PROBLEM TO WORK ON: Restate the listing that follows word for word, without its pictures.

#### RECORD SET

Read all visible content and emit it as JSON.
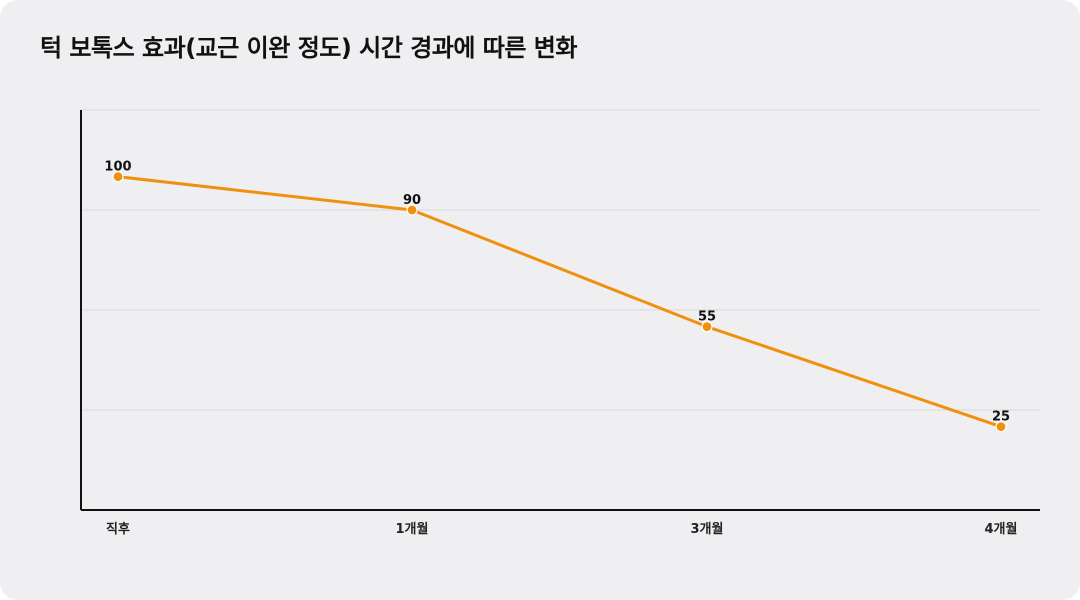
{
  "chart_data": {
    "type": "line",
    "title": "턱 보톡스 효과(교근 이완 정도) 시간 경과에 따른 변화",
    "xlabel": "",
    "ylabel": "",
    "categories": [
      "직후",
      "1개월",
      "3개월",
      "4개월"
    ],
    "series": [
      {
        "values": [
          100,
          90,
          55,
          25
        ]
      }
    ],
    "ylim": [
      0,
      120
    ],
    "grid": true,
    "y_tick_labels_shown": false,
    "legend": "none",
    "colors": {
      "line": "#f0900f",
      "marker": "#f0900f",
      "grid": "#d9d9dc",
      "axis": "#111111",
      "background": "#efeff1"
    }
  }
}
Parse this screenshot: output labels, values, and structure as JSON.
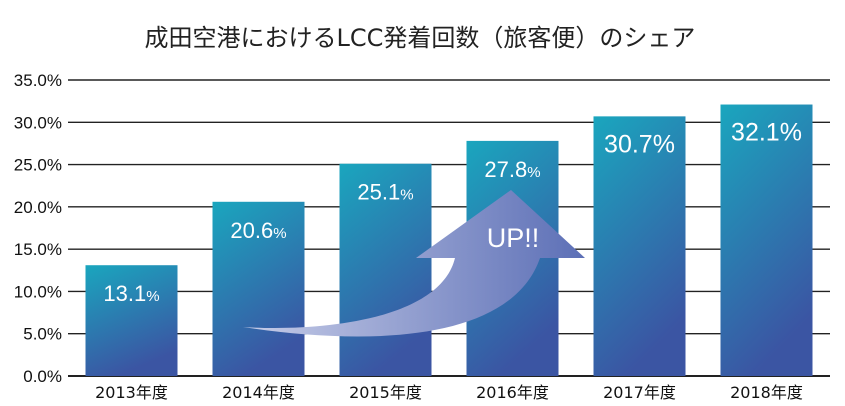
{
  "chart_data": {
    "type": "bar",
    "title": "成田空港におけるLCC発着回数（旅客便）のシェア",
    "xlabel": "",
    "ylabel": "",
    "categories": [
      "2013年度",
      "2014年度",
      "2015年度",
      "2016年度",
      "2017年度",
      "2018年度"
    ],
    "values": [
      13.1,
      20.6,
      25.1,
      27.8,
      30.7,
      32.1
    ],
    "value_labels": [
      {
        "num": "13.1",
        "unit": "%"
      },
      {
        "num": "20.6",
        "unit": "%"
      },
      {
        "num": "25.1",
        "unit": "%"
      },
      {
        "num": "27.8",
        "unit": "%"
      },
      {
        "num": "30.7",
        "unit": "%"
      },
      {
        "num": "32.1",
        "unit": "%"
      }
    ],
    "y_ticks": [
      "0.0%",
      "5.0%",
      "10.0%",
      "15.0%",
      "20.0%",
      "25.0%",
      "30.0%",
      "35.0%"
    ],
    "ylim": [
      0,
      35
    ],
    "grid": true,
    "legend": "none",
    "annotation": "UP!!",
    "colors": {
      "bar_top": "#1aa6be",
      "bar_bottom": "#3b55a3",
      "arrow_light": "#c7cde8",
      "arrow_dark": "#5c6fb6",
      "grid": "#222222"
    }
  }
}
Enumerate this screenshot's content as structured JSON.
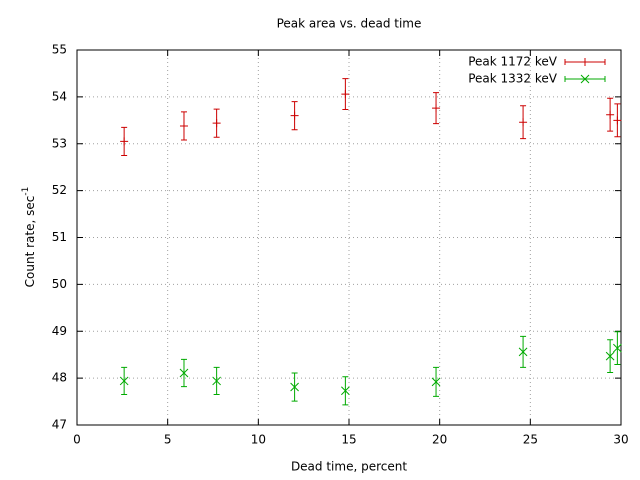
{
  "chart_data": {
    "type": "scatter",
    "title": "Peak area vs. dead time",
    "xlabel": "Dead time, percent",
    "ylabel": {
      "text": "Count rate, sec",
      "superscript": "-1"
    },
    "x": [
      2.6,
      5.9,
      7.7,
      12.0,
      14.8,
      19.8,
      24.6,
      29.4,
      29.8
    ],
    "series": [
      {
        "name": "Peak 1172 keV",
        "color": "#cc0000",
        "marker": "plus",
        "values": [
          53.05,
          53.38,
          53.44,
          53.6,
          54.06,
          53.76,
          53.46,
          53.62,
          53.5
        ],
        "errors": [
          0.3,
          0.3,
          0.3,
          0.3,
          0.33,
          0.33,
          0.35,
          0.35,
          0.35
        ]
      },
      {
        "name": "Peak 1332 keV",
        "color": "#00aa00",
        "marker": "cross",
        "values": [
          47.94,
          48.11,
          47.94,
          47.81,
          47.73,
          47.92,
          48.56,
          48.47,
          48.64
        ],
        "errors": [
          0.29,
          0.29,
          0.29,
          0.3,
          0.3,
          0.31,
          0.33,
          0.35,
          0.35
        ]
      }
    ],
    "xlim": [
      0,
      30
    ],
    "xticks": [
      0,
      5,
      10,
      15,
      20,
      25,
      30
    ],
    "ylim": [
      47,
      55
    ],
    "yticks": [
      47,
      48,
      49,
      50,
      51,
      52,
      53,
      54,
      55
    ],
    "grid": true,
    "legend": "top-right"
  }
}
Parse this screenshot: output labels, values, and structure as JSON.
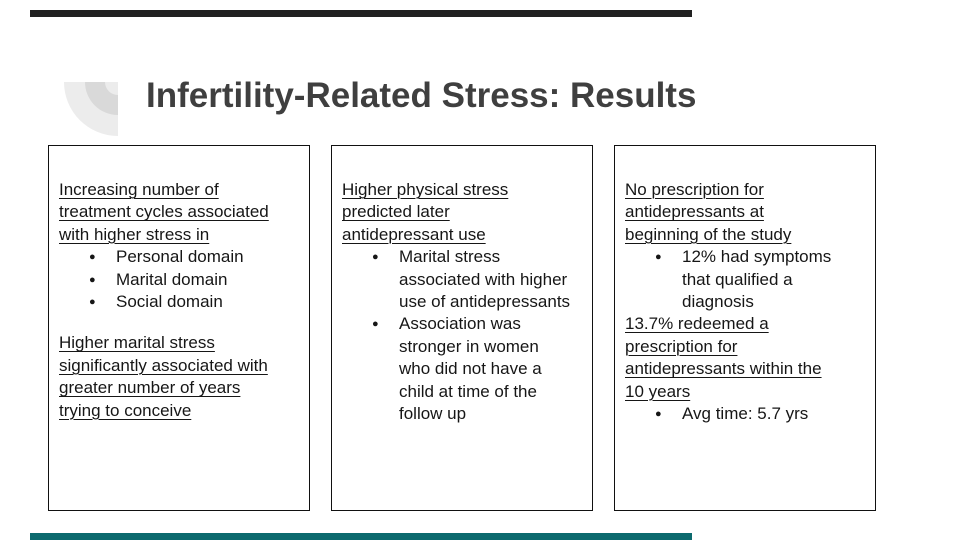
{
  "slide": {
    "title": "Infertility-Related Stress: Results",
    "theme": {
      "top_bar_color": "#212121",
      "bottom_bar_color": "#0c6a6e",
      "title_color": "#3f3f3f",
      "fan_outer_color": "#ececec",
      "fan_ring_color": "#d9d9d9",
      "fan_inner_color": "#ececec"
    },
    "boxes": [
      {
        "heading": "Increasing number of\ntreatment cycles associated\nwith higher stress in",
        "bullets": [
          "Personal domain",
          "Marital domain",
          "Social domain"
        ],
        "subheading": "Higher marital stress\nsignificantly associated with\ngreater number of years\ntrying to conceive"
      },
      {
        "heading": "Higher physical stress\npredicted later\nantidepressant use",
        "bullets": [
          "Marital stress\nassociated with higher\nuse of antidepressants",
          "Association was\nstronger in women\nwho did not have a\nchild at time of the\nfollow up"
        ]
      },
      {
        "heading": "No prescription for\nantidepressants at\nbeginning of the study",
        "bullets": [
          "12% had symptoms\nthat qualified a\ndiagnosis"
        ],
        "subheading": "13.7% redeemed a\nprescription for\nantidepressants within the\n10 years",
        "bullets2": [
          "Avg time: 5.7 yrs"
        ]
      }
    ]
  }
}
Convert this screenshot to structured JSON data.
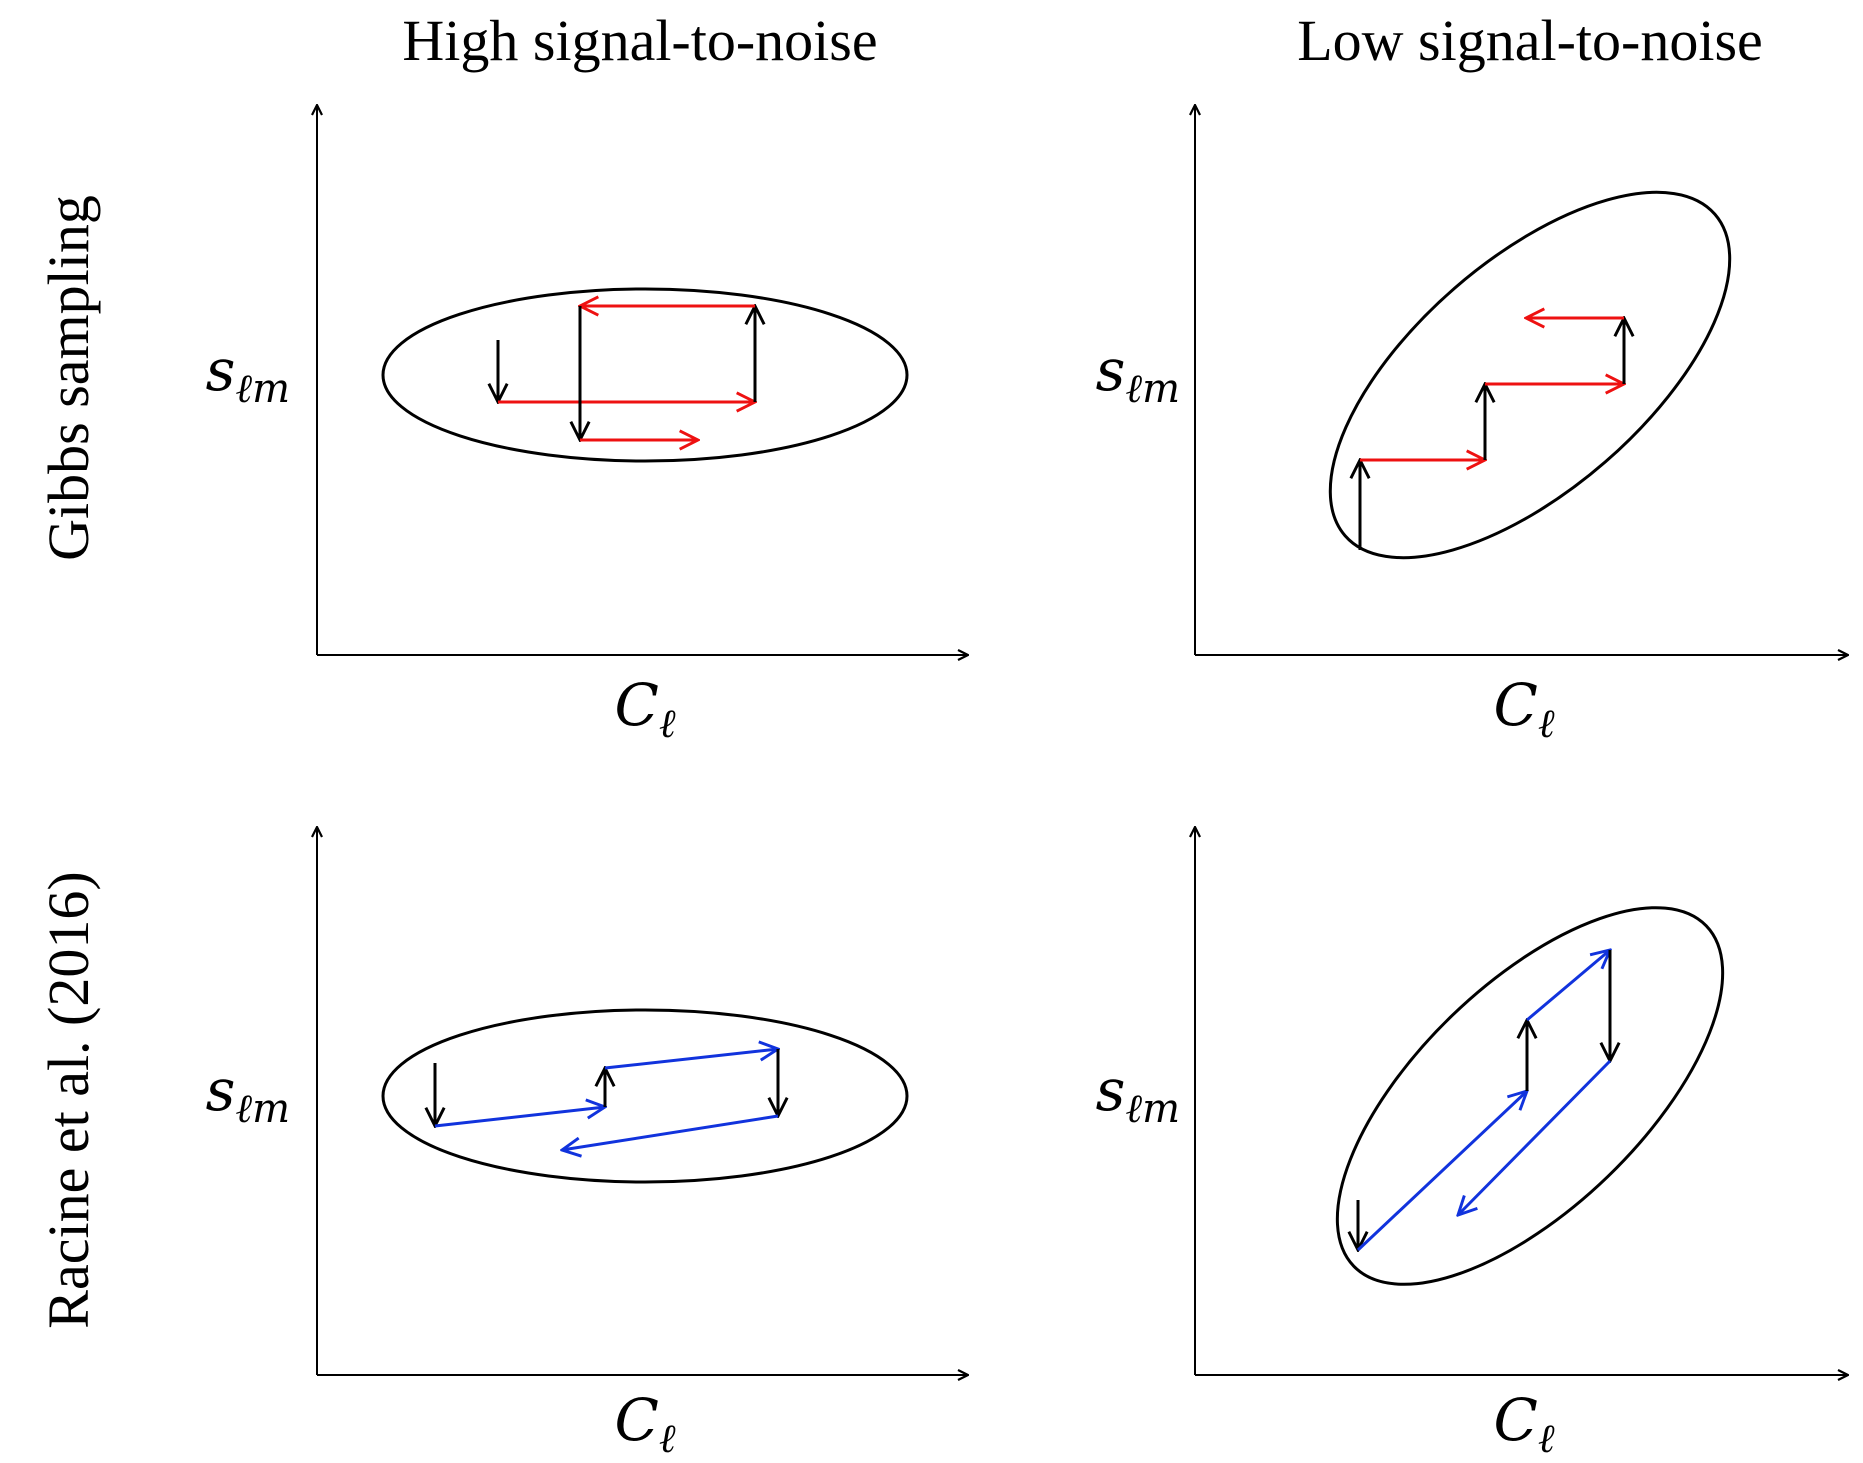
{
  "columns": [
    {
      "title": "High signal-to-noise"
    },
    {
      "title": "Low signal-to-noise"
    }
  ],
  "rows": [
    {
      "title": "Gibbs sampling"
    },
    {
      "title": "Racine et al. (2016)"
    }
  ],
  "axes": {
    "x": {
      "symbol": "C",
      "subscript": "ℓ"
    },
    "y": {
      "symbol": "s",
      "subscript": "ℓm"
    }
  },
  "colors": {
    "axis": "#000000",
    "ellipse": "#000000",
    "vertical_step": "#000000",
    "gibbs_step": "#ee1111",
    "racine_step": "#1133dd"
  }
}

########

RIGHT ANSWER:
Read all visible content and emit it as JSON.
{
  "chart_data": {
    "type": "line",
    "title": "턱 보톡스 효과(교근 이완 정도) 시간 경과에 따른 변화",
    "xlabel": "",
    "ylabel": "",
    "categories": [
      "직후",
      "1개월",
      "3개월",
      "4개월"
    ],
    "series": [
      {
        "values": [
          100,
          90,
          55,
          25
        ]
      }
    ],
    "ylim": [
      0,
      120
    ],
    "grid": true,
    "y_tick_labels_shown": false,
    "legend": "none",
    "colors": {
      "line": "#f0900f",
      "marker": "#f0900f",
      "grid": "#d9d9dc",
      "axis": "#111111",
      "background": "#efeff1"
    }
  }
}
Parse this screenshot: output labels, values, and structure as JSON.
{
  "chart_data": {
    "type": "bar",
    "title": "成田空港におけるLCC発着回数（旅客便）のシェア",
    "xlabel": "",
    "ylabel": "",
    "categories": [
      "2013年度",
      "2014年度",
      "2015年度",
      "2016年度",
      "2017年度",
      "2018年度"
    ],
    "values": [
      13.1,
      20.6,
      25.1,
      27.8,
      30.7,
      32.1
    ],
    "value_labels": [
      {
        "num": "13.1",
        "unit": "%"
      },
      {
        "num": "20.6",
        "unit": "%"
      },
      {
        "num": "25.1",
        "unit": "%"
      },
      {
        "num": "27.8",
        "unit": "%"
      },
      {
        "num": "30.7",
        "unit": "%"
      },
      {
        "num": "32.1",
        "unit": "%"
      }
    ],
    "y_ticks": [
      "0.0%",
      "5.0%",
      "10.0%",
      "15.0%",
      "20.0%",
      "25.0%",
      "30.0%",
      "35.0%"
    ],
    "ylim": [
      0,
      35
    ],
    "grid": true,
    "legend": "none",
    "annotation": "UP!!",
    "colors": {
      "bar_top": "#1aa6be",
      "bar_bottom": "#3b55a3",
      "arrow_light": "#c7cde8",
      "arrow_dark": "#5c6fb6",
      "grid": "#222222"
    }
  }
}
Enumerate this screenshot's content as structured JSON.
{
  "chart_data": {
    "type": "scatter",
    "title": "Peak area vs. dead time",
    "xlabel": "Dead time, percent",
    "ylabel": {
      "text": "Count rate, sec",
      "superscript": "-1"
    },
    "x": [
      2.6,
      5.9,
      7.7,
      12.0,
      14.8,
      19.8,
      24.6,
      29.4,
      29.8
    ],
    "series": [
      {
        "name": "Peak 1172 keV",
        "color": "#cc0000",
        "marker": "plus",
        "values": [
          53.05,
          53.38,
          53.44,
          53.6,
          54.06,
          53.76,
          53.46,
          53.62,
          53.5
        ],
        "errors": [
          0.3,
          0.3,
          0.3,
          0.3,
          0.33,
          0.33,
          0.35,
          0.35,
          0.35
        ]
      },
      {
        "name": "Peak 1332 keV",
        "color": "#00aa00",
        "marker": "cross",
        "values": [
          47.94,
          48.11,
          47.94,
          47.81,
          47.73,
          47.92,
          48.56,
          48.47,
          48.64
        ],
        "errors": [
          0.29,
          0.29,
          0.29,
          0.3,
          0.3,
          0.31,
          0.33,
          0.35,
          0.35
        ]
      }
    ],
    "xlim": [
      0,
      30
    ],
    "xticks": [
      0,
      5,
      10,
      15,
      20,
      25,
      30
    ],
    "ylim": [
      47,
      55
    ],
    "yticks": [
      47,
      48,
      49,
      50,
      51,
      52,
      53,
      54,
      55
    ],
    "grid": true,
    "legend": "top-right"
  }
}
Parse this screenshot: output labels, values, and structure as JSON.
{
  "slide": {
    "title": "Infertility-Related Stress: Results",
    "theme": {
      "top_bar_color": "#212121",
      "bottom_bar_color": "#0c6a6e",
      "title_color": "#3f3f3f",
      "fan_outer_color": "#ececec",
      "fan_ring_color": "#d9d9d9",
      "fan_inner_color": "#ececec"
    },
    "boxes": [
      {
        "heading": "Increasing number of\ntreatment cycles associated\nwith higher stress in",
        "bullets": [
          "Personal domain",
          "Marital domain",
          "Social domain"
        ],
        "subheading": "Higher marital stress\nsignificantly associated with\ngreater number of years\ntrying to conceive"
      },
      {
        "heading": "Higher physical stress\npredicted later\nantidepressant use",
        "bullets": [
          "Marital stress\nassociated with higher\nuse of antidepressants",
          "Association was\nstronger in women\nwho did not have a\nchild at time of the\nfollow up"
        ]
      },
      {
        "heading": "No prescription for\nantidepressants at\nbeginning of the study",
        "bullets": [
          "12% had symptoms\nthat qualified a\ndiagnosis"
        ],
        "subheading": "13.7% redeemed a\nprescription for\nantidepressants within the\n10 years",
        "bullets2": [
          "Avg time: 5.7 yrs"
        ]
      }
    ]
  }
}
Convert this screenshot to structured JSON data.
{
  "columns": [
    {
      "title": "High signal-to-noise"
    },
    {
      "title": "Low signal-to-noise"
    }
  ],
  "rows": [
    {
      "title": "Gibbs sampling"
    },
    {
      "title": "Racine et al. (2016)"
    }
  ],
  "axes": {
    "x": {
      "symbol": "C",
      "subscript": "ℓ"
    },
    "y": {
      "symbol": "s",
      "subscript": "ℓm"
    }
  },
  "colors": {
    "axis": "#000000",
    "ellipse": "#000000",
    "vertical_step": "#000000",
    "gibbs_step": "#ee1111",
    "racine_step": "#1133dd"
  }
}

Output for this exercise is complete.